ROWS -
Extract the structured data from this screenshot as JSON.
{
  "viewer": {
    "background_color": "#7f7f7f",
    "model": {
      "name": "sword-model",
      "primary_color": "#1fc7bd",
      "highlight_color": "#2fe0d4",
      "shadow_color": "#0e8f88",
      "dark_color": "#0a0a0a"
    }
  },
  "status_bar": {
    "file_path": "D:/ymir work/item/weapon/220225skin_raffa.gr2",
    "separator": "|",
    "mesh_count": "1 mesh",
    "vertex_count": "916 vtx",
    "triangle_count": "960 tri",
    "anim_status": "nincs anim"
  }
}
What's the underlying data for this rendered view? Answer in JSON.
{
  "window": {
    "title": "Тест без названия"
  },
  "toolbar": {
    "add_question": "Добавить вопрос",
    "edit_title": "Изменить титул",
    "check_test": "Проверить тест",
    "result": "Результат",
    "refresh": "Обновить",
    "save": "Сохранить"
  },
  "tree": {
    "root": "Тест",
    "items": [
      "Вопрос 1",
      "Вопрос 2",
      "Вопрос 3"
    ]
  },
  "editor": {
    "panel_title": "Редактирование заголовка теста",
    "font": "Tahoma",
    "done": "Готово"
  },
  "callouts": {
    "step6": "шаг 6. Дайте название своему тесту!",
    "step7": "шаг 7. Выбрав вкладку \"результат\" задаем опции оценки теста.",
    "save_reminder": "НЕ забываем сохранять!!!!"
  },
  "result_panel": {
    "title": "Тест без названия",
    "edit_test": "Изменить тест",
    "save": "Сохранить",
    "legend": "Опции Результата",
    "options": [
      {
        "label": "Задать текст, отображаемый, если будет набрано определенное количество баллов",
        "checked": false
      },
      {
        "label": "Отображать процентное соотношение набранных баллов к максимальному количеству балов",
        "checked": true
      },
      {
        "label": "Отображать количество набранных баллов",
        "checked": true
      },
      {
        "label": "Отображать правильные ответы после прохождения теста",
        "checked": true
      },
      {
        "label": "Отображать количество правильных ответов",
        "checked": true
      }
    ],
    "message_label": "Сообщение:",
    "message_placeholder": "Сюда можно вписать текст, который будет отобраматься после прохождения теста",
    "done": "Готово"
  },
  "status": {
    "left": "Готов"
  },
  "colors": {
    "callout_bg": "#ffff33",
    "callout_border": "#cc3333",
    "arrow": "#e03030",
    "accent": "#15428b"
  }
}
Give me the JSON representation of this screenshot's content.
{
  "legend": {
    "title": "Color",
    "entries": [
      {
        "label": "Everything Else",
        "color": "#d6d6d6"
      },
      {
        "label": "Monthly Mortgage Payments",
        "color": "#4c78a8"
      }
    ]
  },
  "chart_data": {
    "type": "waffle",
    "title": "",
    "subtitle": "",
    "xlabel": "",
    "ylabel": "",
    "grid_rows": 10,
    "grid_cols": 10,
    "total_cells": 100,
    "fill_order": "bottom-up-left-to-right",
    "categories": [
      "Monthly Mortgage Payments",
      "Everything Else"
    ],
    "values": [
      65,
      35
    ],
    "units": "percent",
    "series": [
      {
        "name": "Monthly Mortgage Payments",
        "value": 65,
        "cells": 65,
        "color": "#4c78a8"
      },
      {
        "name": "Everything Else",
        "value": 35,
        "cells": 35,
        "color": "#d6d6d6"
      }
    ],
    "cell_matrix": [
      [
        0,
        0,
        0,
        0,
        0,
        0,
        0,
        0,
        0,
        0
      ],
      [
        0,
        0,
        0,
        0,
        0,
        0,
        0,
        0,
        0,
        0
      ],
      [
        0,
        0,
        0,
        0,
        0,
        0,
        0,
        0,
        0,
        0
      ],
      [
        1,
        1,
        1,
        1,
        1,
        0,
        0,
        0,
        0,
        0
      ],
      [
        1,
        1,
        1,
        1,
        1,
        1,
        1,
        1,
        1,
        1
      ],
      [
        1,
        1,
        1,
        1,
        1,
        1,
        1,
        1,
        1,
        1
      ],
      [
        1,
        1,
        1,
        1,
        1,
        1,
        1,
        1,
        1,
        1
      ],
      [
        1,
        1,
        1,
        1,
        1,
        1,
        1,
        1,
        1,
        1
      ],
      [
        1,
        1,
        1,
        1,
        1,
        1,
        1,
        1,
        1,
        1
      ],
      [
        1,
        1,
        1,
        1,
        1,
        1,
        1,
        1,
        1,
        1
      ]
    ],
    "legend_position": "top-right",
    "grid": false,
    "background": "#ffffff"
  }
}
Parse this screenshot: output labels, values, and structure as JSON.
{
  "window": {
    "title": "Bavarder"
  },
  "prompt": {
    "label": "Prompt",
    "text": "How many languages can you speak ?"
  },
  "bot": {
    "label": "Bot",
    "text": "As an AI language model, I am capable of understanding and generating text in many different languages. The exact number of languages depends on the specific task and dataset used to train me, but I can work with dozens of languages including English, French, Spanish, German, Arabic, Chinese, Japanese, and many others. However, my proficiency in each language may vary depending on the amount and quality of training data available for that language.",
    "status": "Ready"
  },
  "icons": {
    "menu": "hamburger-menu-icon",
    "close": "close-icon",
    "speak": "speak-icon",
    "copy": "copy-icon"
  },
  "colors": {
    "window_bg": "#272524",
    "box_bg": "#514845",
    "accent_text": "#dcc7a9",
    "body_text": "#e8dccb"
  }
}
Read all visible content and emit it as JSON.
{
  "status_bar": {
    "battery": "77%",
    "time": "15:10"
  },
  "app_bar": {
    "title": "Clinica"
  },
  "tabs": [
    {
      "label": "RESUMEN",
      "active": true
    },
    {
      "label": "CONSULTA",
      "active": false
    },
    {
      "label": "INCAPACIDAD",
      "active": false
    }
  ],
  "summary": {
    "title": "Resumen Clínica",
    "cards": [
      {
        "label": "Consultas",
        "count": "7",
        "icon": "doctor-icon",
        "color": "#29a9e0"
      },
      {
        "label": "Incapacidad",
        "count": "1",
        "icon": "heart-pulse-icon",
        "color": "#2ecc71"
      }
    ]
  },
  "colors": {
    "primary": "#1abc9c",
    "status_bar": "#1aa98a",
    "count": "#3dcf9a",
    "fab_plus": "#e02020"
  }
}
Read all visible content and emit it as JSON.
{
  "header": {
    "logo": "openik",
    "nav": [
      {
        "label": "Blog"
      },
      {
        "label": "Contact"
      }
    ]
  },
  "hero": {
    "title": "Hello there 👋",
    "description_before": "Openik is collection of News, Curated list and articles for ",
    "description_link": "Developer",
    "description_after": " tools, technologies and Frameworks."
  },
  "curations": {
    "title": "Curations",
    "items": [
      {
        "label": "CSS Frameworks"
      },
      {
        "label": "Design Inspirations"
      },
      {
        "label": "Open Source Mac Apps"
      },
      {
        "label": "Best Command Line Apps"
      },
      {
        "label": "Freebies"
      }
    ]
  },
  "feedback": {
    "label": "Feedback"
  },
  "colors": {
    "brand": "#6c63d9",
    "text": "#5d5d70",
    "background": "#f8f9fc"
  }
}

TASK - Type out the full listing again, exactly as given.

ANSWER IN FULL -
Extract the structured data from this screenshot as JSON.
{
  "viewer": {
    "background_color": "#7f7f7f",
    "model": {
      "name": "sword-model",
      "primary_color": "#1fc7bd",
      "highlight_color": "#2fe0d4",
      "shadow_color": "#0e8f88",
      "dark_color": "#0a0a0a"
    }
  },
  "status_bar": {
    "file_path": "D:/ymir work/item/weapon/220225skin_raffa.gr2",
    "separator": "|",
    "mesh_count": "1 mesh",
    "vertex_count": "916 vtx",
    "triangle_count": "960 tri",
    "anim_status": "nincs anim"
  }
}
What's the underlying data for this rendered view? Answer in JSON.
{
  "window": {
    "title": "Тест без названия"
  },
  "toolbar": {
    "add_question": "Добавить вопрос",
    "edit_title": "Изменить титул",
    "check_test": "Проверить тест",
    "result": "Результат",
    "refresh": "Обновить",
    "save": "Сохранить"
  },
  "tree": {
    "root": "Тест",
    "items": [
      "Вопрос 1",
      "Вопрос 2",
      "Вопрос 3"
    ]
  },
  "editor": {
    "panel_title": "Редактирование заголовка теста",
    "font": "Tahoma",
    "done": "Готово"
  },
  "callouts": {
    "step6": "шаг 6. Дайте название своему тесту!",
    "step7": "шаг 7. Выбрав вкладку \"результат\" задаем опции оценки теста.",
    "save_reminder": "НЕ забываем сохранять!!!!"
  },
  "result_panel": {
    "title": "Тест без названия",
    "edit_test": "Изменить тест",
    "save": "Сохранить",
    "legend": "Опции Результата",
    "options": [
      {
        "label": "Задать текст, отображаемый, если будет набрано определенное количество баллов",
        "checked": false
      },
      {
        "label": "Отображать процентное соотношение набранных баллов к максимальному количеству балов",
        "checked": true
      },
      {
        "label": "Отображать количество набранных баллов",
        "checked": true
      },
      {
        "label": "Отображать правильные ответы после прохождения теста",
        "checked": true
      },
      {
        "label": "Отображать количество правильных ответов",
        "checked": true
      }
    ],
    "message_label": "Сообщение:",
    "message_placeholder": "Сюда можно вписать текст, который будет отобраматься после прохождения теста",
    "done": "Готово"
  },
  "status": {
    "left": "Готов"
  },
  "colors": {
    "callout_bg": "#ffff33",
    "callout_border": "#cc3333",
    "arrow": "#e03030",
    "accent": "#15428b"
  }
}
Give me the JSON representation of this screenshot's content.
{
  "legend": {
    "title": "Color",
    "entries": [
      {
        "label": "Everything Else",
        "color": "#d6d6d6"
      },
      {
        "label": "Monthly Mortgage Payments",
        "color": "#4c78a8"
      }
    ]
  },
  "chart_data": {
    "type": "waffle",
    "title": "",
    "subtitle": "",
    "xlabel": "",
    "ylabel": "",
    "grid_rows": 10,
    "grid_cols": 10,
    "total_cells": 100,
    "fill_order": "bottom-up-left-to-right",
    "categories": [
      "Monthly Mortgage Payments",
      "Everything Else"
    ],
    "values": [
      65,
      35
    ],
    "units": "percent",
    "series": [
      {
        "name": "Monthly Mortgage Payments",
        "value": 65,
        "cells": 65,
        "color": "#4c78a8"
      },
      {
        "name": "Everything Else",
        "value": 35,
        "cells": 35,
        "color": "#d6d6d6"
      }
    ],
    "cell_matrix": [
      [
        0,
        0,
        0,
        0,
        0,
        0,
        0,
        0,
        0,
        0
      ],
      [
        0,
        0,
        0,
        0,
        0,
        0,
        0,
        0,
        0,
        0
      ],
      [
        0,
        0,
        0,
        0,
        0,
        0,
        0,
        0,
        0,
        0
      ],
      [
        1,
        1,
        1,
        1,
        1,
        0,
        0,
        0,
        0,
        0
      ],
      [
        1,
        1,
        1,
        1,
        1,
        1,
        1,
        1,
        1,
        1
      ],
      [
        1,
        1,
        1,
        1,
        1,
        1,
        1,
        1,
        1,
        1
      ],
      [
        1,
        1,
        1,
        1,
        1,
        1,
        1,
        1,
        1,
        1
      ],
      [
        1,
        1,
        1,
        1,
        1,
        1,
        1,
        1,
        1,
        1
      ],
      [
        1,
        1,
        1,
        1,
        1,
        1,
        1,
        1,
        1,
        1
      ],
      [
        1,
        1,
        1,
        1,
        1,
        1,
        1,
        1,
        1,
        1
      ]
    ],
    "legend_position": "top-right",
    "grid": false,
    "background": "#ffffff"
  }
}
Parse this screenshot: output labels, values, and structure as JSON.
{
  "window": {
    "title": "Bavarder"
  },
  "prompt": {
    "label": "Prompt",
    "text": "How many languages can you speak ?"
  },
  "bot": {
    "label": "Bot",
    "text": "As an AI language model, I am capable of understanding and generating text in many different languages. The exact number of languages depends on the specific task and dataset used to train me, but I can work with dozens of languages including English, French, Spanish, German, Arabic, Chinese, Japanese, and many others. However, my proficiency in each language may vary depending on the amount and quality of training data available for that language.",
    "status": "Ready"
  },
  "icons": {
    "menu": "hamburger-menu-icon",
    "close": "close-icon",
    "speak": "speak-icon",
    "copy": "copy-icon"
  },
  "colors": {
    "window_bg": "#272524",
    "box_bg": "#514845",
    "accent_text": "#dcc7a9",
    "body_text": "#e8dccb"
  }
}
Read all visible content and emit it as JSON.
{
  "status_bar": {
    "battery": "77%",
    "time": "15:10"
  },
  "app_bar": {
    "title": "Clinica"
  },
  "tabs": [
    {
      "label": "RESUMEN",
      "active": true
    },
    {
      "label": "CONSULTA",
      "active": false
    },
    {
      "label": "INCAPACIDAD",
      "active": false
    }
  ],
  "summary": {
    "title": "Resumen Clínica",
    "cards": [
      {
        "label": "Consultas",
        "count": "7",
        "icon": "doctor-icon",
        "color": "#29a9e0"
      },
      {
        "label": "Incapacidad",
        "count": "1",
        "icon": "heart-pulse-icon",
        "color": "#2ecc71"
      }
    ]
  },
  "colors": {
    "primary": "#1abc9c",
    "status_bar": "#1aa98a",
    "count": "#3dcf9a",
    "fab_plus": "#e02020"
  }
}
Read all visible content and emit it as JSON.
{
  "header": {
    "logo": "openik",
    "nav": [
      {
        "label": "Blog"
      },
      {
        "label": "Contact"
      }
    ]
  },
  "hero": {
    "title": "Hello there 👋",
    "description_before": "Openik is collection of News, Curated list and articles for ",
    "description_link": "Developer",
    "description_after": " tools, technologies and Frameworks."
  },
  "curations": {
    "title": "Curations",
    "items": [
      {
        "label": "CSS Frameworks"
      },
      {
        "label": "Design Inspirations"
      },
      {
        "label": "Open Source Mac Apps"
      },
      {
        "label": "Best Command Line Apps"
      },
      {
        "label": "Freebies"
      }
    ]
  },
  "feedback": {
    "label": "Feedback"
  },
  "colors": {
    "brand": "#6c63d9",
    "text": "#5d5d70",
    "background": "#f8f9fc"
  }
}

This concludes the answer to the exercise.